■ STATED TASK ■
Select, from the material below, each line with "coneix" in it.
───── MATERIALS PROVIDED ─────
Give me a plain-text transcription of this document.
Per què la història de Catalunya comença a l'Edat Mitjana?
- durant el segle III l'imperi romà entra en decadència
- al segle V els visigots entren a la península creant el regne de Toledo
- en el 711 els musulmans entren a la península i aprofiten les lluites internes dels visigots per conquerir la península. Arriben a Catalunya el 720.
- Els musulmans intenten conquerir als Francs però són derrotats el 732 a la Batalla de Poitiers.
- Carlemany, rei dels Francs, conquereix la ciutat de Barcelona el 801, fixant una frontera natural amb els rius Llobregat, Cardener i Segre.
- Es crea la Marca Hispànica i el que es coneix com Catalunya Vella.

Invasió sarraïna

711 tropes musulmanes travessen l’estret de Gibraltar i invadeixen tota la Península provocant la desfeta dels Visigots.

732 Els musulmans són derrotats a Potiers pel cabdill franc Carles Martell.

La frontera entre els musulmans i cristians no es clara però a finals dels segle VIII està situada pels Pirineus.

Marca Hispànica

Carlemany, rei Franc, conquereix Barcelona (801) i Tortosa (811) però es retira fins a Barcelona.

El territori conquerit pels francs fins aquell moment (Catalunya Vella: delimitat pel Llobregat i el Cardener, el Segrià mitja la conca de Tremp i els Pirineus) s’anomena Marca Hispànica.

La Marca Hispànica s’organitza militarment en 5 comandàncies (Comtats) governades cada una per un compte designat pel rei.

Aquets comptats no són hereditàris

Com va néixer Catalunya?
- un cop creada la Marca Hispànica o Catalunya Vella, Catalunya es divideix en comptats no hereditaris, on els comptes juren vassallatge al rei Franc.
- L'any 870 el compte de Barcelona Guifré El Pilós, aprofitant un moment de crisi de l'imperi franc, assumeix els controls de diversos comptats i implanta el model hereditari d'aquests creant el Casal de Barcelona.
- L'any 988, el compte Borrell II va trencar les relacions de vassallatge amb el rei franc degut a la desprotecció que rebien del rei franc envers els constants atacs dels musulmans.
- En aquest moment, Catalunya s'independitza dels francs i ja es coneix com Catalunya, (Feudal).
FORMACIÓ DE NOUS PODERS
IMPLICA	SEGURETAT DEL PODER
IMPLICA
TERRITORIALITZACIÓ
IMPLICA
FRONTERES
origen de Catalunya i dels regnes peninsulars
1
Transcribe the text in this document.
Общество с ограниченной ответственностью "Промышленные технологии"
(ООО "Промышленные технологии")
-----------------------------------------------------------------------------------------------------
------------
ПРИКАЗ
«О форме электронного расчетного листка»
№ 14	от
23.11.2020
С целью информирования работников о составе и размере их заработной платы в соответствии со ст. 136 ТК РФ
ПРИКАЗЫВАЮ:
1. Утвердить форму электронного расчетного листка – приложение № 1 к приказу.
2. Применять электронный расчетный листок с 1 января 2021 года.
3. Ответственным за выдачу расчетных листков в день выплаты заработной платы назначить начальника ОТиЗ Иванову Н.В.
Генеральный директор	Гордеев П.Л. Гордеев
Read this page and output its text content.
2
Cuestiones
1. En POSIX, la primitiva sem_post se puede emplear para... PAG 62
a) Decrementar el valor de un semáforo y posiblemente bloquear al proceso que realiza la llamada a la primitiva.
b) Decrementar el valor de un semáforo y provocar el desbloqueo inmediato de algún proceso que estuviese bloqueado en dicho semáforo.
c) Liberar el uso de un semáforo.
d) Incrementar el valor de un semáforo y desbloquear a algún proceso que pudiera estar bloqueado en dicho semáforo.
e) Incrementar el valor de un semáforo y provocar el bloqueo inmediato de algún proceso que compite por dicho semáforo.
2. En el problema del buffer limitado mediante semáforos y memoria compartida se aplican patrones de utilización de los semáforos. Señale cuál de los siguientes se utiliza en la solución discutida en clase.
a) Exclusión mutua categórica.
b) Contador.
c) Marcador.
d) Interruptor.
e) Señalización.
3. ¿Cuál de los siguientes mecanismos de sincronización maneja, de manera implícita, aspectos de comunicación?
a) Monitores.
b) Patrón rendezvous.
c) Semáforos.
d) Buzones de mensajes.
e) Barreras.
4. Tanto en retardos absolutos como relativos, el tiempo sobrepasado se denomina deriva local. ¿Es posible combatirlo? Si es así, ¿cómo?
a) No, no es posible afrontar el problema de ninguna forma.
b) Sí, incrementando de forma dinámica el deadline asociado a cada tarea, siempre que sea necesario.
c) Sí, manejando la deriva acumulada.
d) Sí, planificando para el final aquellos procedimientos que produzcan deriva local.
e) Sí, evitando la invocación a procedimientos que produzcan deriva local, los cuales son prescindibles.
─────
■ FINISHED ANSWER ■
- Es crea la Marca Hispànica i el que es coneix com Catalunya Vella.
- En aquest moment, Catalunya s'independitza dels francs i ja es coneix com Catalunya, (Feudal).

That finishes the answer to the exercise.